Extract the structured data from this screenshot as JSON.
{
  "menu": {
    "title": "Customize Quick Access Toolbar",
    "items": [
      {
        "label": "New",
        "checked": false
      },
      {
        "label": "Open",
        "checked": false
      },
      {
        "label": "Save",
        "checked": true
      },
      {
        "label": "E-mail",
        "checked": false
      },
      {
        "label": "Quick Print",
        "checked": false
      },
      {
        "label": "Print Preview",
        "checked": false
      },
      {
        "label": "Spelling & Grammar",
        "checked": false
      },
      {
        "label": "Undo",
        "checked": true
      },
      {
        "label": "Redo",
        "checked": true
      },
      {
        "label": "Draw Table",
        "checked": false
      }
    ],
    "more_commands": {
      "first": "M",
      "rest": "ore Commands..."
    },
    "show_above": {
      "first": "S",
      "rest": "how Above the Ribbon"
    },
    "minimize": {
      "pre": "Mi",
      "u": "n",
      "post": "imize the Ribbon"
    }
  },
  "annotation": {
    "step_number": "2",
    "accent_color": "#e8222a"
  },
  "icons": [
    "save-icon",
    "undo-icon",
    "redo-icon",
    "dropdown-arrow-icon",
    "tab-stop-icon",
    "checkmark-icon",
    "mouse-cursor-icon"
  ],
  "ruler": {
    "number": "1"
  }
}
---
- **Task description**: Which lines hold the string "label"? List them all.

- **Right answer**:
        "label": "New",
        "label": "Open",
        "label": "Save",
        "label": "E-mail",
        "label": "Quick Print",
        "label": "Print Preview",
        "label": "Spelling & Grammar",
        "label": "Undo",
        "label": "Redo",
        "label": "Draw Table",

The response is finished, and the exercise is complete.